_REQUIREMENTS:_ Return nothing but the lines from the line with "Enumerate this screenshot's" through the last line of the entries that follow, copied exactly and free of pictures.
********************
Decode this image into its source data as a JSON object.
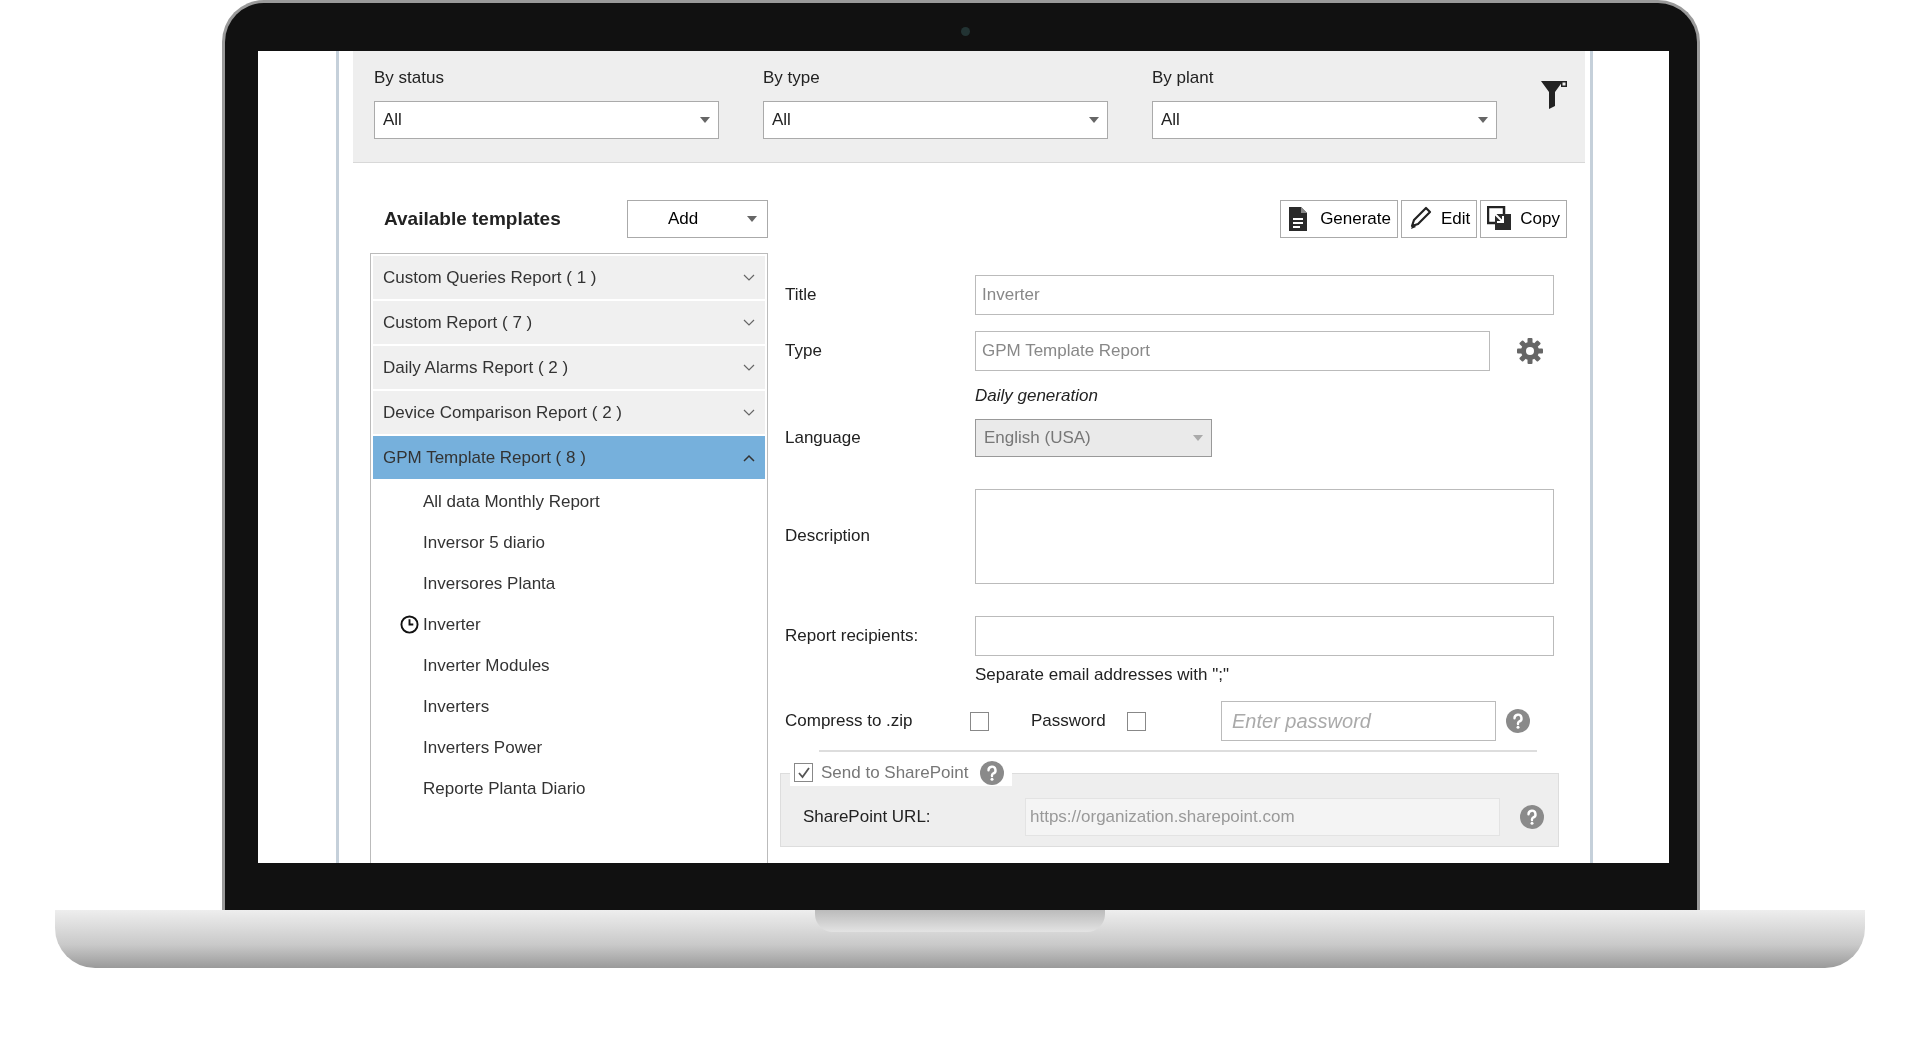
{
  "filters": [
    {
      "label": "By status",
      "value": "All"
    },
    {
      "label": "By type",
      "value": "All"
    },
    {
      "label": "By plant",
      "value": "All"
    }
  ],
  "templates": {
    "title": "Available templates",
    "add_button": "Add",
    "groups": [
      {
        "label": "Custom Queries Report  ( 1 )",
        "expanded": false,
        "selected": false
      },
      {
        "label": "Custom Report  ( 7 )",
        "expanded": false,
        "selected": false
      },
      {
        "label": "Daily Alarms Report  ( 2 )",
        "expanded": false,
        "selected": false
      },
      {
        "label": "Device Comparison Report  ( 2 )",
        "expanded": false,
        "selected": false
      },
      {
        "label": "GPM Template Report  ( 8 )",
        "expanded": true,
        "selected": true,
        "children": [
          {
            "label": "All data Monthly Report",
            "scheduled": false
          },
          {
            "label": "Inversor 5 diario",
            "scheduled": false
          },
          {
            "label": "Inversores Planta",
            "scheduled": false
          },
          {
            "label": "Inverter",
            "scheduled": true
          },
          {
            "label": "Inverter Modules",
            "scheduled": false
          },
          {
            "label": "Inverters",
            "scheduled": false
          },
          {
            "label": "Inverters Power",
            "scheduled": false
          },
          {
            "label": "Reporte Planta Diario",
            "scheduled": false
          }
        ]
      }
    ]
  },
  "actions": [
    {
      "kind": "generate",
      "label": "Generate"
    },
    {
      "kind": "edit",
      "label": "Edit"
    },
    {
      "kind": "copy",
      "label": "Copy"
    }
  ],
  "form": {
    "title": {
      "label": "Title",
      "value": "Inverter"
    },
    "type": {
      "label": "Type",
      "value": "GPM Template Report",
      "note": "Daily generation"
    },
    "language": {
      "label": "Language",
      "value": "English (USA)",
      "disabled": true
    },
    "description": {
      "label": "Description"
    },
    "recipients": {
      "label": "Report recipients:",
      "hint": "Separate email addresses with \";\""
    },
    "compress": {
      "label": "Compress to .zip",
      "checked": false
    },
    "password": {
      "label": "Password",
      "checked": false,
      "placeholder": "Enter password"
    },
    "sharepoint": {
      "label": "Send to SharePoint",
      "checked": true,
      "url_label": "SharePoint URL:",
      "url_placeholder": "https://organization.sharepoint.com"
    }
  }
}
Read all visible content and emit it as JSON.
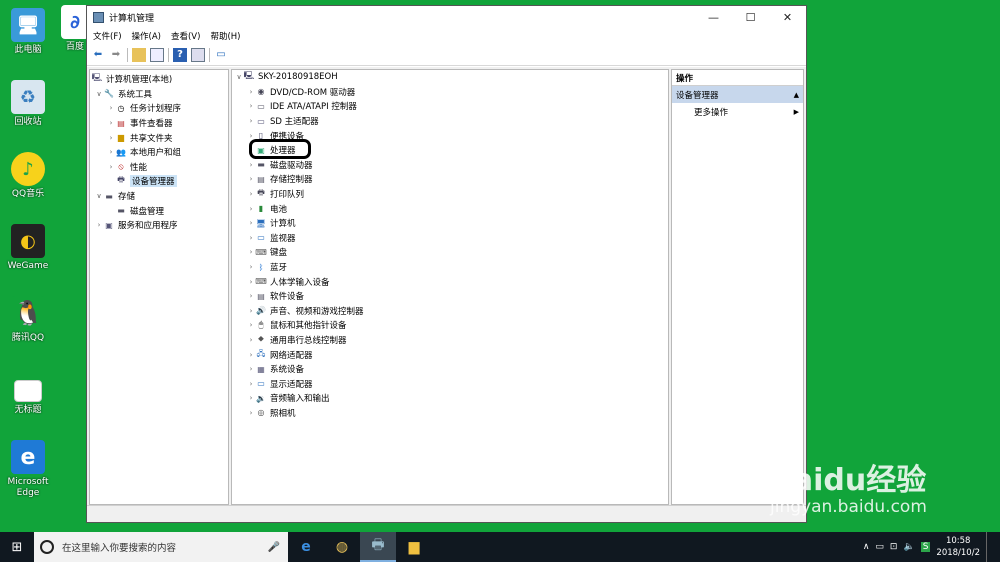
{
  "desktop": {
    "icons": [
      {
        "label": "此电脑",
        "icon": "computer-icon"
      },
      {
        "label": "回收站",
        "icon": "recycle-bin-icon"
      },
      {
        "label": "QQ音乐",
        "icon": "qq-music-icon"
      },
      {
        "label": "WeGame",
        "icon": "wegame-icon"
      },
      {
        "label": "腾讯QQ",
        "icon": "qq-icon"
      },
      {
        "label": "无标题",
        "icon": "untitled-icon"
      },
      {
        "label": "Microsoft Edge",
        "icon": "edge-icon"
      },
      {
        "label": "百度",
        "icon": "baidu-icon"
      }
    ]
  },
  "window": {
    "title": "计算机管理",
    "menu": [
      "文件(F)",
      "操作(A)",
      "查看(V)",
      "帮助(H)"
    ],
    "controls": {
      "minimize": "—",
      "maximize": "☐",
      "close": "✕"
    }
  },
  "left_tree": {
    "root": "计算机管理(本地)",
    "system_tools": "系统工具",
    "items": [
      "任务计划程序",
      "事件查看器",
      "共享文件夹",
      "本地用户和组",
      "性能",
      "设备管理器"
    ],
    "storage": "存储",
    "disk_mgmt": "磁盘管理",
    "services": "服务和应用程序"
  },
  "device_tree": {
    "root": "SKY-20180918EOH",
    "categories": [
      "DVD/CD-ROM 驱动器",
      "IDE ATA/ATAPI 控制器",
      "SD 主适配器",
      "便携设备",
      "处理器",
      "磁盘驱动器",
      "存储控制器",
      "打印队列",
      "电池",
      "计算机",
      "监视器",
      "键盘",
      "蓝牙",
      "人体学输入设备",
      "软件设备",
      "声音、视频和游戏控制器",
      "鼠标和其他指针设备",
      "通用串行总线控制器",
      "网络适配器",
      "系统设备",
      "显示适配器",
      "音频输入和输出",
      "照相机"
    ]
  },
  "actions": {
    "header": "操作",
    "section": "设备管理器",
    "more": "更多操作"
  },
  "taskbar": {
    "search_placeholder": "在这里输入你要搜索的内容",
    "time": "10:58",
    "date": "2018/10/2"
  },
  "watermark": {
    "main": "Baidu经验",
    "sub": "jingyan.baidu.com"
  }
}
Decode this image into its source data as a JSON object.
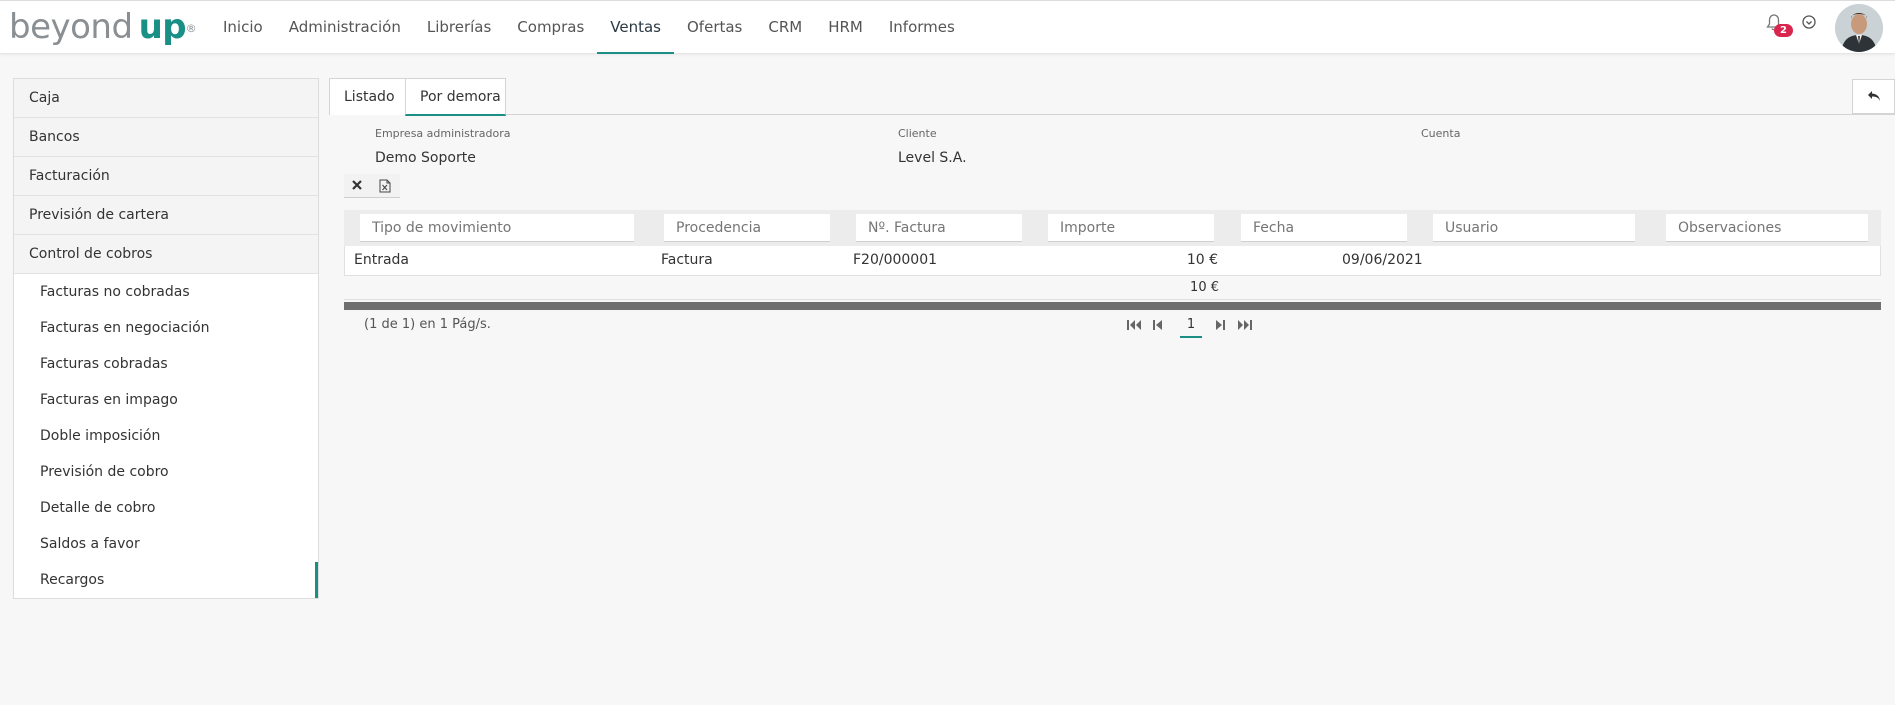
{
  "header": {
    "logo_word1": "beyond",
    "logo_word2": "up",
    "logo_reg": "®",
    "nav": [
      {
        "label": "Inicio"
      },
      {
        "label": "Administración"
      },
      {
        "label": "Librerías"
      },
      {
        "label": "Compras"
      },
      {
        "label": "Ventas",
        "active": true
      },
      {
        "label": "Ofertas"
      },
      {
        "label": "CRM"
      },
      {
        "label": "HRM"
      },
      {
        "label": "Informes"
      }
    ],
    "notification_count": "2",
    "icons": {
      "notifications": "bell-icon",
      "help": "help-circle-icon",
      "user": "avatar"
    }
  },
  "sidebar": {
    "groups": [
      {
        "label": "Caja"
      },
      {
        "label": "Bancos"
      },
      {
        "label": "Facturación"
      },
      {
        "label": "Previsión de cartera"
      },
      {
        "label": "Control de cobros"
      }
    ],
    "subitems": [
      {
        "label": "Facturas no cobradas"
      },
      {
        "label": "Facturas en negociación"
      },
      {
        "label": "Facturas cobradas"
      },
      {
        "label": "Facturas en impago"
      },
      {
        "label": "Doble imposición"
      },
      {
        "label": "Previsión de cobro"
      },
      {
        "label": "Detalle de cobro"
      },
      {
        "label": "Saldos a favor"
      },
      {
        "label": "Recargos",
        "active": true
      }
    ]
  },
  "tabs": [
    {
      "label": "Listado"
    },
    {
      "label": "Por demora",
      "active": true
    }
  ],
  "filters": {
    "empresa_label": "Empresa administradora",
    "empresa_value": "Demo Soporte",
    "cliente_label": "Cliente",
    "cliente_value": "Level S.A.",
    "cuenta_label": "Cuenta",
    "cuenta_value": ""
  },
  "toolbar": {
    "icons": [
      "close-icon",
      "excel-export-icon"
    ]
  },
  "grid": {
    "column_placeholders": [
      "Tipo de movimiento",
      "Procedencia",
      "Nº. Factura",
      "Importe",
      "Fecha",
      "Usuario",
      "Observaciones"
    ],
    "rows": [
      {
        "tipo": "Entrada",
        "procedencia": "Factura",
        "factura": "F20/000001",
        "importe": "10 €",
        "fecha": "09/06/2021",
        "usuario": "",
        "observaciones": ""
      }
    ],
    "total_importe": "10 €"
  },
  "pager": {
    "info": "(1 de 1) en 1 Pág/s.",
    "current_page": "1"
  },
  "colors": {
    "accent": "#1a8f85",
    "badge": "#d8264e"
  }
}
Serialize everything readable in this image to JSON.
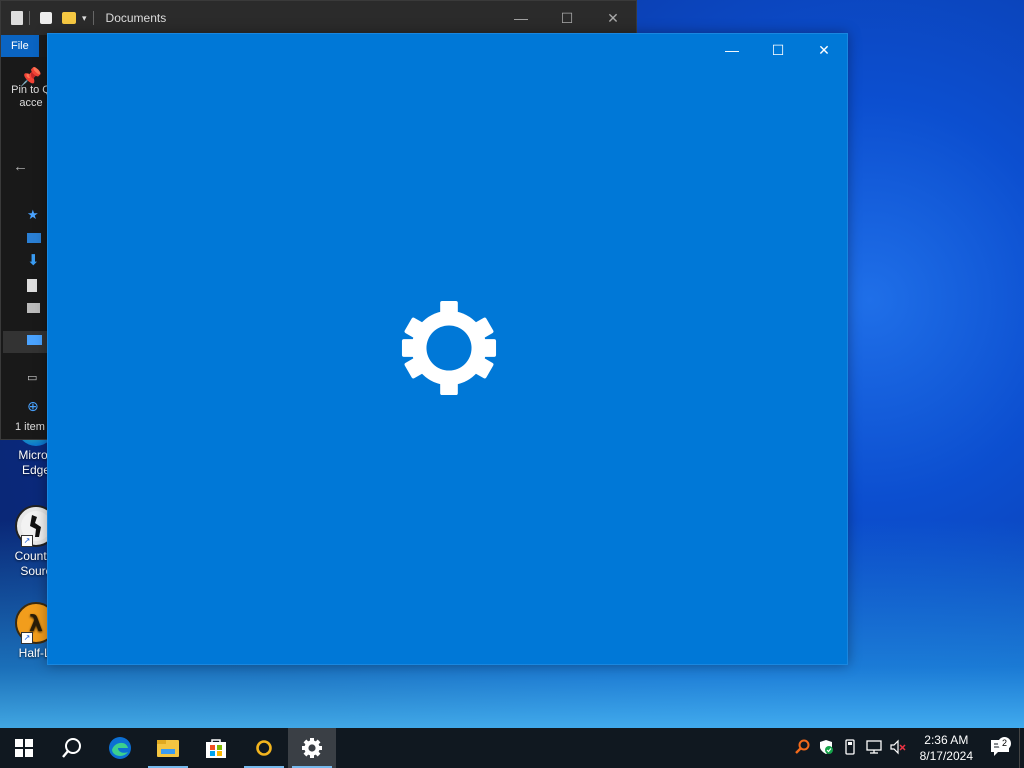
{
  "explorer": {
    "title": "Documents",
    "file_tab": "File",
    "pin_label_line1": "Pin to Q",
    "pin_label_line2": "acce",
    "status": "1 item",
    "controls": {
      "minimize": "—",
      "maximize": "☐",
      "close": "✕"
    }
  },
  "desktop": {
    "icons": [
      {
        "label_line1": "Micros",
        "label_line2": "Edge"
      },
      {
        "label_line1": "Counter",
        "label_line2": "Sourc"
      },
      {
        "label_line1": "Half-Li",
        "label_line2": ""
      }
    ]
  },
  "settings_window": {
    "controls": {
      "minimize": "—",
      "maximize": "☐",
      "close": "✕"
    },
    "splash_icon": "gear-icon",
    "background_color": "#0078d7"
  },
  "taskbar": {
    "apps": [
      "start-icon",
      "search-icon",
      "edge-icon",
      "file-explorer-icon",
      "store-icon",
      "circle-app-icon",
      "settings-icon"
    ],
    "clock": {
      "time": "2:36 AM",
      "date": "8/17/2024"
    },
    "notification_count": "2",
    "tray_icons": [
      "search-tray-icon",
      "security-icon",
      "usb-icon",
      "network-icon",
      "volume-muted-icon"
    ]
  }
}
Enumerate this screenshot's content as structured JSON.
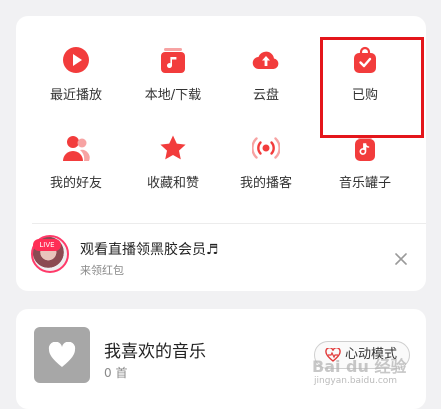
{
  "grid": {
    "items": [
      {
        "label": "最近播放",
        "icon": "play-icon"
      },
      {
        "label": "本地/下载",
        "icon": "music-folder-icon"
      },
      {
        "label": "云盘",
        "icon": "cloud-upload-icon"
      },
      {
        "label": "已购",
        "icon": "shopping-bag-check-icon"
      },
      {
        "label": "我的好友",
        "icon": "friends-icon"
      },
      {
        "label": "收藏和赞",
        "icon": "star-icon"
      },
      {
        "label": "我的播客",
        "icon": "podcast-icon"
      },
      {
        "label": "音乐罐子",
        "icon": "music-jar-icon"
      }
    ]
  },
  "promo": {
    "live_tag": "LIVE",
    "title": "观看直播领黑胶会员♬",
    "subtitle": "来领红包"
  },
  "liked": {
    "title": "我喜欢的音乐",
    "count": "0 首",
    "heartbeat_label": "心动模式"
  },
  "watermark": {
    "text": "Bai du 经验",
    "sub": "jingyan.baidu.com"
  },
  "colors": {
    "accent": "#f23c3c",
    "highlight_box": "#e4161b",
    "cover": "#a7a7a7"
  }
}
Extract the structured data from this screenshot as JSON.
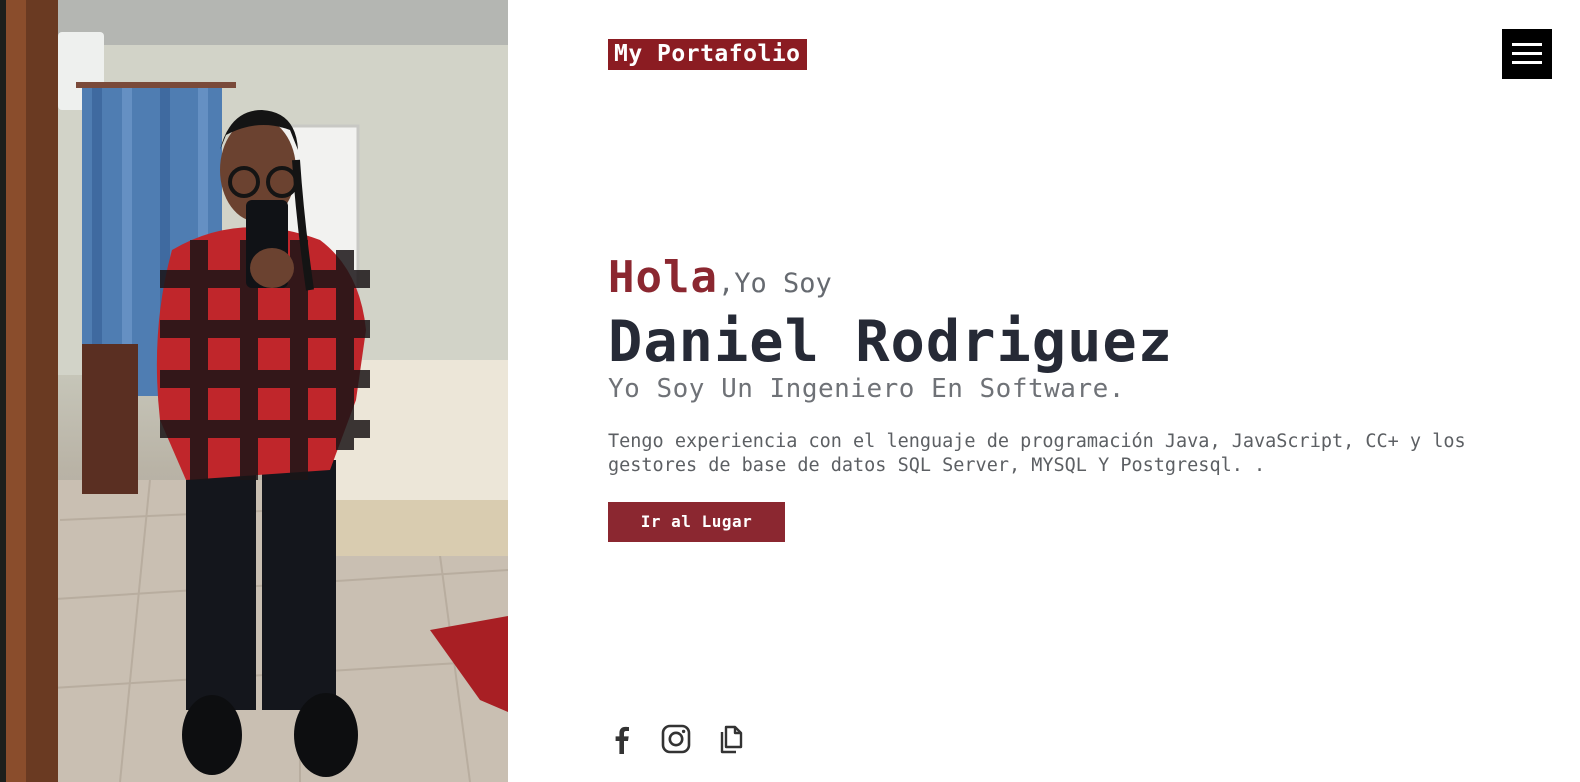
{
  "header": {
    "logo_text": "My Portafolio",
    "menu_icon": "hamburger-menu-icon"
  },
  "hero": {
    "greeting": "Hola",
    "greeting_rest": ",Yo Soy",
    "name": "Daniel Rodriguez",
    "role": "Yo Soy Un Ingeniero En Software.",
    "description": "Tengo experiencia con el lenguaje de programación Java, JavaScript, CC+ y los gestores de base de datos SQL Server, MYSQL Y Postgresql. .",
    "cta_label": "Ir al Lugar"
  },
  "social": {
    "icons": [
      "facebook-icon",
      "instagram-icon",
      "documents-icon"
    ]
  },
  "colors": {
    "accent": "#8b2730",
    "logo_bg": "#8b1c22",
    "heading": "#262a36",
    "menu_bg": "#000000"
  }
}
********************
_WRITTEN ANSWER:_
Enumerate this screenshot's content as structured JSON.
{
  "grid": {
    "items": [
      {
        "label": "最近播放",
        "icon": "play-icon"
      },
      {
        "label": "本地/下载",
        "icon": "music-folder-icon"
      },
      {
        "label": "云盘",
        "icon": "cloud-upload-icon"
      },
      {
        "label": "已购",
        "icon": "shopping-bag-check-icon"
      },
      {
        "label": "我的好友",
        "icon": "friends-icon"
      },
      {
        "label": "收藏和赞",
        "icon": "star-icon"
      },
      {
        "label": "我的播客",
        "icon": "podcast-icon"
      },
      {
        "label": "音乐罐子",
        "icon": "music-jar-icon"
      }
    ]
  },
  "promo": {
    "live_tag": "LIVE",
    "title": "观看直播领黑胶会员♬",
    "subtitle": "来领红包"
  },
  "liked": {
    "title": "我喜欢的音乐",
    "count": "0 首",
    "heartbeat_label": "心动模式"
  },
  "watermark": {
    "text": "Bai du 经验",
    "sub": "jingyan.baidu.com"
  },
  "colors": {
    "accent": "#f23c3c",
    "highlight_box": "#e4161b",
    "cover": "#a7a7a7"
  }
}
Extract the structured data from this screenshot as JSON.
{
  "header": {
    "logo_text": "My Portafolio",
    "menu_icon": "hamburger-menu-icon"
  },
  "hero": {
    "greeting": "Hola",
    "greeting_rest": ",Yo Soy",
    "name": "Daniel Rodriguez",
    "role": "Yo Soy Un Ingeniero En Software.",
    "description": "Tengo experiencia con el lenguaje de programación Java, JavaScript, CC+ y los gestores de base de datos SQL Server, MYSQL Y Postgresql. .",
    "cta_label": "Ir al Lugar"
  },
  "social": {
    "icons": [
      "facebook-icon",
      "instagram-icon",
      "documents-icon"
    ]
  },
  "colors": {
    "accent": "#8b2730",
    "logo_bg": "#8b1c22",
    "heading": "#262a36",
    "menu_bg": "#000000"
  }
}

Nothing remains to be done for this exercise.